Quick PDF logo

DAExtractPageText

Extraction, Direct access functionality, Page manipulation

Description

This function provides two different methods for extracting text from the selected page, and presents the results in a variety of formats.

The DASetTextExtractionWordGap, DASetTextExtractionOptions and DASetTextExtractionArea functions can be used to adjust the text extraction process.

Syntax

Delphi

function TQuickPDF0813.DAExtractPageText(FileHandle, PageRef, 
  Options: Integer): WideString;

ActiveX

Function QuickPDF0813.PDFLibrary::DAExtractPageText(FileHandle As Long,
  PageRef As Long, Options As Long) As String

DLL

wchar_t * QuickPDFDAExtractPageText(int InstanceID, int FileHandle, int PageRef,
  int Options)

Parameters

FileHandle A handle returned by the DAOpenFile, DAOpenFileReadOnly or DAOpenFromStream functions
PageRef A page reference returned by the DAFindPage or DANewPage functions
Options Using the standard text extraction algorithm:
0 = Extract text in human readable format
1 = Deprecated
2 = Return a CSV string including font, color, size and position of each piece of text on the page
Using the more accurate text extraction algorithm:
3 = Return a CSV string for each piece of text on the page with the following format:
Font Name, Text Color, Text Size, X1, Y1, X2, Y2, X3, Y3, X4, Y4, Text
The co-ordinates are the four points bounding the text, measured in points (1/72 inch) with the bottom-left corner of the page as the origin. Co-ordinate order is anti-clockwise with the bottom left corner first.

> _Rows_:
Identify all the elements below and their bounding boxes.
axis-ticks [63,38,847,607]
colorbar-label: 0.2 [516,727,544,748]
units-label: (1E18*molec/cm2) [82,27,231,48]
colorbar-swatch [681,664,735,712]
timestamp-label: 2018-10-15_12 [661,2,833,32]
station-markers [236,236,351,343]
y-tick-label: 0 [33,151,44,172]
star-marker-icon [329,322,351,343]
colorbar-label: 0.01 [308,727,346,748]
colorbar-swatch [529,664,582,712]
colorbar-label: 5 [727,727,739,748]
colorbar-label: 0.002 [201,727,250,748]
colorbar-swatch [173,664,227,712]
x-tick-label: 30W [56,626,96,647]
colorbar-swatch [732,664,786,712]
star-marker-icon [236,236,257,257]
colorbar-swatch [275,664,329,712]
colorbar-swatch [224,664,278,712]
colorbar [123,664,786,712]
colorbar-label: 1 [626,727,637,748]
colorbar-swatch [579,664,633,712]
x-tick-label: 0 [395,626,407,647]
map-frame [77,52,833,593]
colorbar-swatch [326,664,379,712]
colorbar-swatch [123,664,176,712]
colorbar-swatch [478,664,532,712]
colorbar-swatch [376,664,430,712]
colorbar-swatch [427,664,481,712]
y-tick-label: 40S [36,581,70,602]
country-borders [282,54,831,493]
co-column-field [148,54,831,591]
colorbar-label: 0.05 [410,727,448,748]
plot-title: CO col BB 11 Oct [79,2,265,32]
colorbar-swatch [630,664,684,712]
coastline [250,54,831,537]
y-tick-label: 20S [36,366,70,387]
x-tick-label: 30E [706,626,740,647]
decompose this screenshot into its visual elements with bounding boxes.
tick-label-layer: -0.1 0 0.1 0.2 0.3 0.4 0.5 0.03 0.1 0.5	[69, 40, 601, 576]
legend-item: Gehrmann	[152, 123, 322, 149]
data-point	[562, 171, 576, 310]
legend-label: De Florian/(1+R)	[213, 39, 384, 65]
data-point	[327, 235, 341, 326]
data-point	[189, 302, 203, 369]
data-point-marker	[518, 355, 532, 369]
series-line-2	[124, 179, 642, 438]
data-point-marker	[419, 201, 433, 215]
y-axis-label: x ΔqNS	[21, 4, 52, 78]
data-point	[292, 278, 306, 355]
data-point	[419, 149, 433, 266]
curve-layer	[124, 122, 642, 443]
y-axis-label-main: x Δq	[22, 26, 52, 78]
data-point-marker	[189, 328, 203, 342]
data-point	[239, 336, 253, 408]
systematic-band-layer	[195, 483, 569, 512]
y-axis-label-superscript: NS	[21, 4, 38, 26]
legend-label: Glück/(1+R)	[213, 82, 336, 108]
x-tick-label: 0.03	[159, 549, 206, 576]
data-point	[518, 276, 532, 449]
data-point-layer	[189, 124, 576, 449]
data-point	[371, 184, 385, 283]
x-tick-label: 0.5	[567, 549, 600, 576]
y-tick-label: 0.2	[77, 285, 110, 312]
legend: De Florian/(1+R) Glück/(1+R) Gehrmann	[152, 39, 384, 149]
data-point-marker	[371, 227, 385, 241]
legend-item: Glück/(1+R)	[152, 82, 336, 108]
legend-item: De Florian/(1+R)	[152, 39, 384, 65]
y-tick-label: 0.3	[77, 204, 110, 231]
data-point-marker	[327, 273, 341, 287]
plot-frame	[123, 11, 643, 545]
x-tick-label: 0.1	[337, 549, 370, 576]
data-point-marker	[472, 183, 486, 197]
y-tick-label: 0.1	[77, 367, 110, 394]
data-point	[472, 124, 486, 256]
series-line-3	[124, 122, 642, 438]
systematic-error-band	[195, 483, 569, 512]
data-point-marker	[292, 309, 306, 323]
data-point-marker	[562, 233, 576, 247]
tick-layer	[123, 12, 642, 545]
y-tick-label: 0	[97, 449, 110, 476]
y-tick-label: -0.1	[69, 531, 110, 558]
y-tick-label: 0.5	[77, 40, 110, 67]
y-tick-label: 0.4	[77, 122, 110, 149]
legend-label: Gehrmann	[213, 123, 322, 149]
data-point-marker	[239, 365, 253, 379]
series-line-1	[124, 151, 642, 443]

> _Exercise 1_:
Reproduce the part of the DAExtractPageText reference from "Quick PDF logo" up to and including "variety of formats.", changing "methods" to "approaches".
> _Exercise 2_:
According to the DAExtractPageText reference, which corner of the page is the origin for the co-ordinates?
The entries are not needed for any of the work here.

> _Exercise result 1_:
Quick PDF logo

DAExtractPageText

Extraction, Direct access functionality, Page manipulation

Description

This function provides two different approaches for extracting text from the selected page, and presents the results in a variety of formats.

> _Exercise result 2_:
The bottom-left corner of the page.